SHORT EXERCISE: Pictures in the records should not be copied, but every other part must be repeated exactly.

________________

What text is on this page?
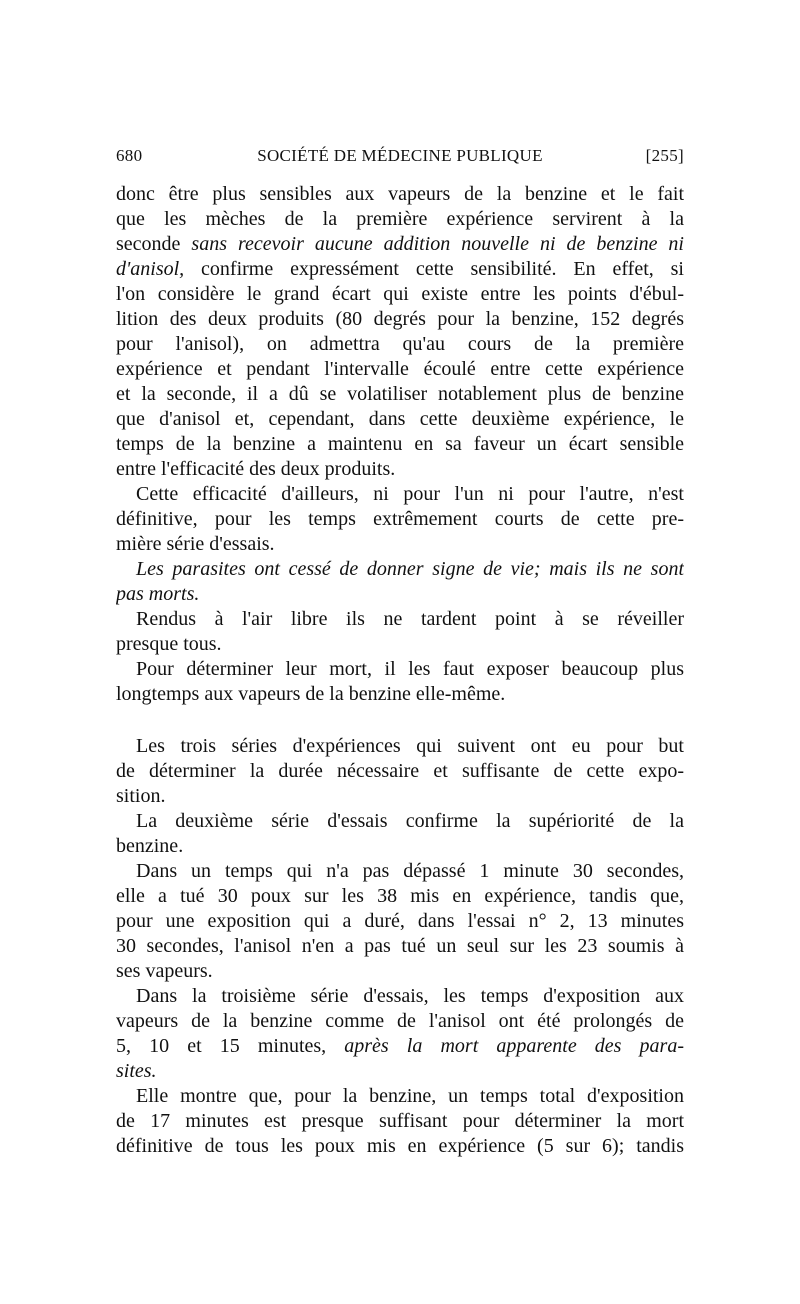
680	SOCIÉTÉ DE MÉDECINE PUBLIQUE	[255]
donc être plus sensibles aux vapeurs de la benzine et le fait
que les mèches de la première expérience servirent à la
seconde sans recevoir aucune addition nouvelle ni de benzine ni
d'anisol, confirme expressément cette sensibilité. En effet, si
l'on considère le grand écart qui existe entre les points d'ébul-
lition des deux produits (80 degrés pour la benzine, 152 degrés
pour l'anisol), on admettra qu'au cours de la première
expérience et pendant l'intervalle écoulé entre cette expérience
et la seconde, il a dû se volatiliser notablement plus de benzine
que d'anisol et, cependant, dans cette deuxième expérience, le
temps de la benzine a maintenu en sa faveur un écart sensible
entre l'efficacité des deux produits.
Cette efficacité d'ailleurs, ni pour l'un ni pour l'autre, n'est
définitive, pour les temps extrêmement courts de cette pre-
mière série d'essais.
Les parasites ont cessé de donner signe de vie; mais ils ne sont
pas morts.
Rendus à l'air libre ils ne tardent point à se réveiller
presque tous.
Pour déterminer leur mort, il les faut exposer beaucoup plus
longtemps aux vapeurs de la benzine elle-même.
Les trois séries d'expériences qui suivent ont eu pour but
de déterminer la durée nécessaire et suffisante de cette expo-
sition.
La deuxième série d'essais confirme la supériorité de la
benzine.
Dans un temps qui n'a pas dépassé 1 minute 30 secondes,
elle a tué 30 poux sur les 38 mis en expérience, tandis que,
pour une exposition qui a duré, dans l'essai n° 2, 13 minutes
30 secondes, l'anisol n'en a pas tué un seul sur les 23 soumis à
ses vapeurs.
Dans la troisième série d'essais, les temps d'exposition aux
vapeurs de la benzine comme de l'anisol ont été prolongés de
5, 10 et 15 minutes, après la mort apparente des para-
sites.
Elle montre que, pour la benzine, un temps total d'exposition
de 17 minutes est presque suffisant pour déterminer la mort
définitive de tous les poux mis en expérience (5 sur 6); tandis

________________

COMPLETE RESPONSE:
What text is on this page?
680	SOCIÉTÉ DE MÉDECINE PUBLIQUE	[255]
donc être plus sensibles aux vapeurs de la benzine et le fait
que les mèches de la première expérience servirent à la
seconde sans recevoir aucune addition nouvelle ni de benzine ni
d'anisol, confirme expressément cette sensibilité. En effet, si
l'on considère le grand écart qui existe entre les points d'ébul-
lition des deux produits (80 degrés pour la benzine, 152 degrés
pour l'anisol), on admettra qu'au cours de la première
expérience et pendant l'intervalle écoulé entre cette expérience
et la seconde, il a dû se volatiliser notablement plus de benzine
que d'anisol et, cependant, dans cette deuxième expérience, le
temps de la benzine a maintenu en sa faveur un écart sensible
entre l'efficacité des deux produits.
Cette efficacité d'ailleurs, ni pour l'un ni pour l'autre, n'est
définitive, pour les temps extrêmement courts de cette pre-
mière série d'essais.
Les parasites ont cessé de donner signe de vie; mais ils ne sont
pas morts.
Rendus à l'air libre ils ne tardent point à se réveiller
presque tous.
Pour déterminer leur mort, il les faut exposer beaucoup plus
longtemps aux vapeurs de la benzine elle-même.
Les trois séries d'expériences qui suivent ont eu pour but
de déterminer la durée nécessaire et suffisante de cette expo-
sition.
La deuxième série d'essais confirme la supériorité de la
benzine.
Dans un temps qui n'a pas dépassé 1 minute 30 secondes,
elle a tué 30 poux sur les 38 mis en expérience, tandis que,
pour une exposition qui a duré, dans l'essai n° 2, 13 minutes
30 secondes, l'anisol n'en a pas tué un seul sur les 23 soumis à
ses vapeurs.
Dans la troisième série d'essais, les temps d'exposition aux
vapeurs de la benzine comme de l'anisol ont été prolongés de
5, 10 et 15 minutes, après la mort apparente des para-
sites.
Elle montre que, pour la benzine, un temps total d'exposition
de 17 minutes est presque suffisant pour déterminer la mort
définitive de tous les poux mis en expérience (5 sur 6); tandis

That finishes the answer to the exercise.